* **WHAT THE TASK REQUIRES**
Copy out all of the material exactly as presented.

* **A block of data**
^^^^^^^^^^^^^^^^

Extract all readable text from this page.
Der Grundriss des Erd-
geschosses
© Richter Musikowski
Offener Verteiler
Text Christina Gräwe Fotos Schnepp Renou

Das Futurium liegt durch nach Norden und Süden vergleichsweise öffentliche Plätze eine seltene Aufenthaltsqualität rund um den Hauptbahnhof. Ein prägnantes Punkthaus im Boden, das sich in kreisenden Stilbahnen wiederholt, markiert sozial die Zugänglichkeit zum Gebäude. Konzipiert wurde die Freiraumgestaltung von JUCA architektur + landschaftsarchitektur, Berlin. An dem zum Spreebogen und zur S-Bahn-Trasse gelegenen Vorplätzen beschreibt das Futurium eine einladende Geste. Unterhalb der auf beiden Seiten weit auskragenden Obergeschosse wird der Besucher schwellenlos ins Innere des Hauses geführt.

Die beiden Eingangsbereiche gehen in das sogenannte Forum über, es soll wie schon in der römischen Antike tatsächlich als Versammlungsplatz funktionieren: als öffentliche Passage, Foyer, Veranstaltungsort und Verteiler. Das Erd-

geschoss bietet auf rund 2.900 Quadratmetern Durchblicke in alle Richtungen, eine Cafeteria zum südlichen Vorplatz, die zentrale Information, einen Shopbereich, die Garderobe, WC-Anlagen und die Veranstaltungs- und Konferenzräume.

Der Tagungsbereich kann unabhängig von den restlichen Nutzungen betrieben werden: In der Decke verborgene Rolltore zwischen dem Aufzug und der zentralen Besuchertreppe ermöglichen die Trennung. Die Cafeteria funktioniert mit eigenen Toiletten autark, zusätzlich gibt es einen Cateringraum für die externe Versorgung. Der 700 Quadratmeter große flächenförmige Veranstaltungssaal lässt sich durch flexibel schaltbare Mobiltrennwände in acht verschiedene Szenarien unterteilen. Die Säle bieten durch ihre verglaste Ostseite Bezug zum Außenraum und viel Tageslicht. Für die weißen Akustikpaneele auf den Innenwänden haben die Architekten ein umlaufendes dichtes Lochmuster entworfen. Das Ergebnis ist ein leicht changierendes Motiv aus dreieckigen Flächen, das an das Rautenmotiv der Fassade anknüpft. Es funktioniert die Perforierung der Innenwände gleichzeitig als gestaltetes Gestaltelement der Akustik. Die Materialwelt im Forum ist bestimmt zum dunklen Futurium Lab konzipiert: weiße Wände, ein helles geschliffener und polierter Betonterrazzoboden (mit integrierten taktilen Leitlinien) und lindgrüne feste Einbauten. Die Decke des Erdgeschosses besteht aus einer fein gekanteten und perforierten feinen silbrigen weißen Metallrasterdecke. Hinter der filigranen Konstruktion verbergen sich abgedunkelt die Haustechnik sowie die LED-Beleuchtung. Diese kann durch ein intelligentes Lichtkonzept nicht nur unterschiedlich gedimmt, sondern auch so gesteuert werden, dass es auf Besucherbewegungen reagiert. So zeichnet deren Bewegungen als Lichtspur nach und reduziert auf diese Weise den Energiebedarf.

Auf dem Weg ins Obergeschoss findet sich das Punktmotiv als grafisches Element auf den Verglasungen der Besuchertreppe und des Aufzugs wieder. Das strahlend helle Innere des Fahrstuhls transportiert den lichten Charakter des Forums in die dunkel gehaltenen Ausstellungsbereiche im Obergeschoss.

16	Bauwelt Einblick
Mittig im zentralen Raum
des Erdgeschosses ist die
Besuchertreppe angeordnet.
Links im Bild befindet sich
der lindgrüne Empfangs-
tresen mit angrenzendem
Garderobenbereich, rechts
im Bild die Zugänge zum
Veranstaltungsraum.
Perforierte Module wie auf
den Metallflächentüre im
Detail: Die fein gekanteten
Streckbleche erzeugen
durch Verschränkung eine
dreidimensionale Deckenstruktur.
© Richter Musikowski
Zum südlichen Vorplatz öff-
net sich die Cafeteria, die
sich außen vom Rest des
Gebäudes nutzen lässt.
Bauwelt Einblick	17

^^^^^^^^^^^^^^^^

* **OUTPUT**
Extract all readable text from this page.
Der Grundriss des Erd-
geschosses
© Richter Musikowski
Offener Verteiler
Text Christina Gräwe Fotos Schnepp Renou

Das Futurium liegt durch nach Norden und Süden vergleichsweise öffentliche Plätze eine seltene Aufenthaltsqualität rund um den Hauptbahnhof. Ein prägnantes Punkthaus im Boden, das sich in kreisenden Stilbahnen wiederholt, markiert sozial die Zugänglichkeit zum Gebäude. Konzipiert wurde die Freiraumgestaltung von JUCA architektur + landschaftsarchitektur, Berlin. An dem zum Spreebogen und zur S-Bahn-Trasse gelegenen Vorplätzen beschreibt das Futurium eine einladende Geste. Unterhalb der auf beiden Seiten weit auskragenden Obergeschosse wird der Besucher schwellenlos ins Innere des Hauses geführt.

Die beiden Eingangsbereiche gehen in das sogenannte Forum über, es soll wie schon in der römischen Antike tatsächlich als Versammlungsplatz funktionieren: als öffentliche Passage, Foyer, Veranstaltungsort und Verteiler. Das Erd-

geschoss bietet auf rund 2.900 Quadratmetern Durchblicke in alle Richtungen, eine Cafeteria zum südlichen Vorplatz, die zentrale Information, einen Shopbereich, die Garderobe, WC-Anlagen und die Veranstaltungs- und Konferenzräume.

Der Tagungsbereich kann unabhängig von den restlichen Nutzungen betrieben werden: In der Decke verborgene Rolltore zwischen dem Aufzug und der zentralen Besuchertreppe ermöglichen die Trennung. Die Cafeteria funktioniert mit eigenen Toiletten autark, zusätzlich gibt es einen Cateringraum für die externe Versorgung. Der 700 Quadratmeter große flächenförmige Veranstaltungssaal lässt sich durch flexibel schaltbare Mobiltrennwände in acht verschiedene Szenarien unterteilen. Die Säle bieten durch ihre verglaste Ostseite Bezug zum Außenraum und viel Tageslicht. Für die weißen Akustikpaneele auf den Innenwänden haben die Architekten ein umlaufendes dichtes Lochmuster entworfen. Das Ergebnis ist ein leicht changierendes Motiv aus dreieckigen Flächen, das an das Rautenmotiv der Fassade anknüpft. Es funktioniert die Perforierung der Innenwände gleichzeitig als gestaltetes Gestaltelement der Akustik. Die Materialwelt im Forum ist bestimmt zum dunklen Futurium Lab konzipiert: weiße Wände, ein helles geschliffener und polierter Betonterrazzoboden (mit integrierten taktilen Leitlinien) und lindgrüne feste Einbauten. Die Decke des Erdgeschosses besteht aus einer fein gekanteten und perforierten feinen silbrigen weißen Metallrasterdecke. Hinter der filigranen Konstruktion verbergen sich abgedunkelt die Haustechnik sowie die LED-Beleuchtung. Diese kann durch ein intelligentes Lichtkonzept nicht nur unterschiedlich gedimmt, sondern auch so gesteuert werden, dass es auf Besucherbewegungen reagiert. So zeichnet deren Bewegungen als Lichtspur nach und reduziert auf diese Weise den Energiebedarf.

Auf dem Weg ins Obergeschoss findet sich das Punktmotiv als grafisches Element auf den Verglasungen der Besuchertreppe und des Aufzugs wieder. Das strahlend helle Innere des Fahrstuhls transportiert den lichten Charakter des Forums in die dunkel gehaltenen Ausstellungsbereiche im Obergeschoss.

16	Bauwelt Einblick
Mittig im zentralen Raum
des Erdgeschosses ist die
Besuchertreppe angeordnet.
Links im Bild befindet sich
der lindgrüne Empfangs-
tresen mit angrenzendem
Garderobenbereich, rechts
im Bild die Zugänge zum
Veranstaltungsraum.
Perforierte Module wie auf
den Metallflächentüre im
Detail: Die fein gekanteten
Streckbleche erzeugen
durch Verschränkung eine
dreidimensionale Deckenstruktur.
© Richter Musikowski
Zum südlichen Vorplatz öff-
net sich die Cafeteria, die
sich außen vom Rest des
Gebäudes nutzen lässt.
Bauwelt Einblick	17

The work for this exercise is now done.